═══ Entries shown ═══

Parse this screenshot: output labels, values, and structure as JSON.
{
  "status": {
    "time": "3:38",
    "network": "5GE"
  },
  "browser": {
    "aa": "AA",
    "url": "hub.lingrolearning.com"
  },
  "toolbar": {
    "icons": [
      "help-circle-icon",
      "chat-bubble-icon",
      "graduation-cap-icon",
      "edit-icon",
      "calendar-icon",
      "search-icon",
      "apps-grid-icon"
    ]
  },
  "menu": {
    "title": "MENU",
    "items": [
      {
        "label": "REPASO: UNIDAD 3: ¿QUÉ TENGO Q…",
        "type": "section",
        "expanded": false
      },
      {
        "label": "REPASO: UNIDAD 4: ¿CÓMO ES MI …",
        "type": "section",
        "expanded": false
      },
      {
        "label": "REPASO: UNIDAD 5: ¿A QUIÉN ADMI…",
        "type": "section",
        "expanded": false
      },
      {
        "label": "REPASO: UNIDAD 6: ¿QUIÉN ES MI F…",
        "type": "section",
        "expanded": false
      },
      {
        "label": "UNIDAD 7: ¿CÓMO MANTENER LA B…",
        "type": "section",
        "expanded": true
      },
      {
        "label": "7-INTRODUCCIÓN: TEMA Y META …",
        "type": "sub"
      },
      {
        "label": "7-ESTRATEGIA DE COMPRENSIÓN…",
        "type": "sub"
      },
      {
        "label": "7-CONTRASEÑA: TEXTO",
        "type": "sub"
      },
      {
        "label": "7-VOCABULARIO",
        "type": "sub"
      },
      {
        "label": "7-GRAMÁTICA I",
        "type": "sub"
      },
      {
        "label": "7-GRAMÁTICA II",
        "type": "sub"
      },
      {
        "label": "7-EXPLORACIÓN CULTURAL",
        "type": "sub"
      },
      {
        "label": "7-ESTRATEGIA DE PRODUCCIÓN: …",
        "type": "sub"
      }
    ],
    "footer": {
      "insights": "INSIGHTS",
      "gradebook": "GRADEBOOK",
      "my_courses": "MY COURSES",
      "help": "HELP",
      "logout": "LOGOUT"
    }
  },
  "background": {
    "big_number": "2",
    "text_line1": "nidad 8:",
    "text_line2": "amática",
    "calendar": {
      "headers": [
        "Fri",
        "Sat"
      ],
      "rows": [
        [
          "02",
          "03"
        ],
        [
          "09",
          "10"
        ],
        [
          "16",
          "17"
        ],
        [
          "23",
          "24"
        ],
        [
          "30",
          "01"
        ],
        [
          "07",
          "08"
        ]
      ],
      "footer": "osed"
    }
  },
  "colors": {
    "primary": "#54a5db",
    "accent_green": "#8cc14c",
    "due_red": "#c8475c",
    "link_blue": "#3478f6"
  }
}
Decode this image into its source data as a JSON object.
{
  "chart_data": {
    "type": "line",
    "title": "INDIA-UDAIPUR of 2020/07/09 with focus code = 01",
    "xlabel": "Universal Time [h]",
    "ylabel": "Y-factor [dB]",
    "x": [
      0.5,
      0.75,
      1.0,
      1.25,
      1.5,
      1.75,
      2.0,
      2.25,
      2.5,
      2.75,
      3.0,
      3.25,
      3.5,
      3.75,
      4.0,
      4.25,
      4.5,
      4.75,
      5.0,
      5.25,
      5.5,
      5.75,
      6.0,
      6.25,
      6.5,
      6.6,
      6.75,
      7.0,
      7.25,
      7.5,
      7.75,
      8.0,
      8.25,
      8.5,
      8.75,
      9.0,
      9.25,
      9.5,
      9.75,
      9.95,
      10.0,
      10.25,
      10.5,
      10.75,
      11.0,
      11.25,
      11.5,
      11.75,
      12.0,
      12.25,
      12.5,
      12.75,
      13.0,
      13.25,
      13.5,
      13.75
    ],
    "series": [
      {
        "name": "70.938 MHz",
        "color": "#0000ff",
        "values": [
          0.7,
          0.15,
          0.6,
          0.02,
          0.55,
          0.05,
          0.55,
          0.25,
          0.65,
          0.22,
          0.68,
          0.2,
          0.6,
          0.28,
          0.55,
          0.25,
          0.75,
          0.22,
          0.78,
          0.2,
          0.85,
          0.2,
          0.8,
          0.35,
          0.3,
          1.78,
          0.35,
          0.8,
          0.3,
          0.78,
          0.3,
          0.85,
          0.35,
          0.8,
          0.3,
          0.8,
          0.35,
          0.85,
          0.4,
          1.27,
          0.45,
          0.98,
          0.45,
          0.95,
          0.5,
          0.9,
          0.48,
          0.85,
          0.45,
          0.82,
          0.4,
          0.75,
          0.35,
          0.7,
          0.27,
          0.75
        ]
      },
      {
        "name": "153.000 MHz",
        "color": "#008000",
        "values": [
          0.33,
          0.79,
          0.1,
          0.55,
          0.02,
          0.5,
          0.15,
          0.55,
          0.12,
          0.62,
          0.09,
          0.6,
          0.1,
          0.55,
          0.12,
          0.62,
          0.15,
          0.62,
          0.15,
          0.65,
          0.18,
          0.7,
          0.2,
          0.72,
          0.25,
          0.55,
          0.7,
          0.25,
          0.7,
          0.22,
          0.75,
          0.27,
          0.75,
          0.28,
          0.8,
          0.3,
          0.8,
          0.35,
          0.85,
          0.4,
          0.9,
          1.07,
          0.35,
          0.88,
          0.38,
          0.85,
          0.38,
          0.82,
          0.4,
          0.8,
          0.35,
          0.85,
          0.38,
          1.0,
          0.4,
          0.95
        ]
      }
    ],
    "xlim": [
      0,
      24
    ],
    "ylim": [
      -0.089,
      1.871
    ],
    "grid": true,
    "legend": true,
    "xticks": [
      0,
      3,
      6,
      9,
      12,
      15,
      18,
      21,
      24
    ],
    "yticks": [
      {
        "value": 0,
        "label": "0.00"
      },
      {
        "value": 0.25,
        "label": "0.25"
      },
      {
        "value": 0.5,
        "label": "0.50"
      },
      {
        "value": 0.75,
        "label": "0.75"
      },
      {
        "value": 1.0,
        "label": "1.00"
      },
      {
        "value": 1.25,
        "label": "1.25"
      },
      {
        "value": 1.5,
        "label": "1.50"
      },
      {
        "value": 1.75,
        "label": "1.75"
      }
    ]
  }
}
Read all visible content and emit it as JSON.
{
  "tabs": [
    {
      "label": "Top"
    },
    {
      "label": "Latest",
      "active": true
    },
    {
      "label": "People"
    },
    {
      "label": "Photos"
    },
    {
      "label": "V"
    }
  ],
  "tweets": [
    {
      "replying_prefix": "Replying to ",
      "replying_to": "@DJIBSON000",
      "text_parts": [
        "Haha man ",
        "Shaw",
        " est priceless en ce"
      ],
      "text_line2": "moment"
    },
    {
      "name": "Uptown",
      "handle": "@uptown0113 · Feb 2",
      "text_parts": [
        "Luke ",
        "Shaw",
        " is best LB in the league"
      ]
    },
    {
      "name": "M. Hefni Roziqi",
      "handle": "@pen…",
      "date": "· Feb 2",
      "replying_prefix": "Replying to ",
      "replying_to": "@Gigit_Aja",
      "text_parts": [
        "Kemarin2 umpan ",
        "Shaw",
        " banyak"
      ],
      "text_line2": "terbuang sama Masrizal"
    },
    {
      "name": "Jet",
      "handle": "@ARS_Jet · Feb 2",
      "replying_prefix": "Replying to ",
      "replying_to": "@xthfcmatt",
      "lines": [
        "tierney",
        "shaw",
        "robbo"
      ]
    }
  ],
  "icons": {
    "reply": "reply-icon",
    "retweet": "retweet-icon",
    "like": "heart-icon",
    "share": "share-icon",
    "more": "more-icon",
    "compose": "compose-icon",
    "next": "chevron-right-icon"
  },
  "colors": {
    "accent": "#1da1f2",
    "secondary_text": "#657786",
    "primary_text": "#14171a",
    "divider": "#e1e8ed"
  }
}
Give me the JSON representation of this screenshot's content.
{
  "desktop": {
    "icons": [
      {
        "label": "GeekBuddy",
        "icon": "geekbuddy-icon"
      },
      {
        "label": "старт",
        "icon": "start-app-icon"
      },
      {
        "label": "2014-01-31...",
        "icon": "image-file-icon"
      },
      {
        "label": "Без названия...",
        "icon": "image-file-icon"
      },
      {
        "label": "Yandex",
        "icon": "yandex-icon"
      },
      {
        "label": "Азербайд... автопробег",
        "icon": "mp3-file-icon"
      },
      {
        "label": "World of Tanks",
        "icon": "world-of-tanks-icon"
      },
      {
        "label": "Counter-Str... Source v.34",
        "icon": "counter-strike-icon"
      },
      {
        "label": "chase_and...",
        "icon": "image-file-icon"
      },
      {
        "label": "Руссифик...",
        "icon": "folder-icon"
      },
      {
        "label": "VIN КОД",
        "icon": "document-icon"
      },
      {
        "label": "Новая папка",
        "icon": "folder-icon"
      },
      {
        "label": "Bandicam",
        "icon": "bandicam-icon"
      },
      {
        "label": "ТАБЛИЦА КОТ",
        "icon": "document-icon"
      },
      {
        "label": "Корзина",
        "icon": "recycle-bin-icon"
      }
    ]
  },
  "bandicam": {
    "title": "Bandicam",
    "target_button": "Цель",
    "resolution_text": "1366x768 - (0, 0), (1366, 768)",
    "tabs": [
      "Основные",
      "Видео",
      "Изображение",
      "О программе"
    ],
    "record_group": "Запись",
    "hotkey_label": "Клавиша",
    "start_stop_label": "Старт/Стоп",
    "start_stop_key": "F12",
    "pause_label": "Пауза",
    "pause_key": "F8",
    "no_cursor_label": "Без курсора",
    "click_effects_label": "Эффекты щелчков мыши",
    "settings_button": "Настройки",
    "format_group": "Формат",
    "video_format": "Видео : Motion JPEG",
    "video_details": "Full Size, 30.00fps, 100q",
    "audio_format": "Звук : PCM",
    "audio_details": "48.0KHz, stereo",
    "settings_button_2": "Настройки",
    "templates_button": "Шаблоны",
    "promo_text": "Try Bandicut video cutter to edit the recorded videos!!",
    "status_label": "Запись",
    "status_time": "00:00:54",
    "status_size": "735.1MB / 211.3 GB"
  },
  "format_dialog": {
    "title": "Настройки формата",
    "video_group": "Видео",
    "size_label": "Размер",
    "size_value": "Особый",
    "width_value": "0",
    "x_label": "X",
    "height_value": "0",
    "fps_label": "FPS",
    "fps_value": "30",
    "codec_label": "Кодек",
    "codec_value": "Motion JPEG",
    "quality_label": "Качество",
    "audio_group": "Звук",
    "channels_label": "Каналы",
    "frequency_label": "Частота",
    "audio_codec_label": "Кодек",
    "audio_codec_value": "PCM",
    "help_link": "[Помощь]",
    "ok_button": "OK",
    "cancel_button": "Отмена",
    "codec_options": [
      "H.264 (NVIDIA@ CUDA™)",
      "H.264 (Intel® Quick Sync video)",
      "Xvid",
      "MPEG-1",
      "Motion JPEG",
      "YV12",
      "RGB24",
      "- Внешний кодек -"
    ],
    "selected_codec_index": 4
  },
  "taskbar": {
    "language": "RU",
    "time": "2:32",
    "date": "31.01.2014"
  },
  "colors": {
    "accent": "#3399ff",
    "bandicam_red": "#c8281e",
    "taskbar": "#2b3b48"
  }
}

═══

Read the data above. Pull out each line in which the string "UNIDAD" appears.

        "label": "REPASO: UNIDAD 3: ¿QUÉ TENGO Q…",
        "label": "REPASO: UNIDAD 4: ¿CÓMO ES MI …",
        "label": "REPASO: UNIDAD 5: ¿A QUIÉN ADMI…",
        "label": "REPASO: UNIDAD 6: ¿QUIÉN ES MI F…",
        "label": "UNIDAD 7: ¿CÓMO MANTENER LA B…",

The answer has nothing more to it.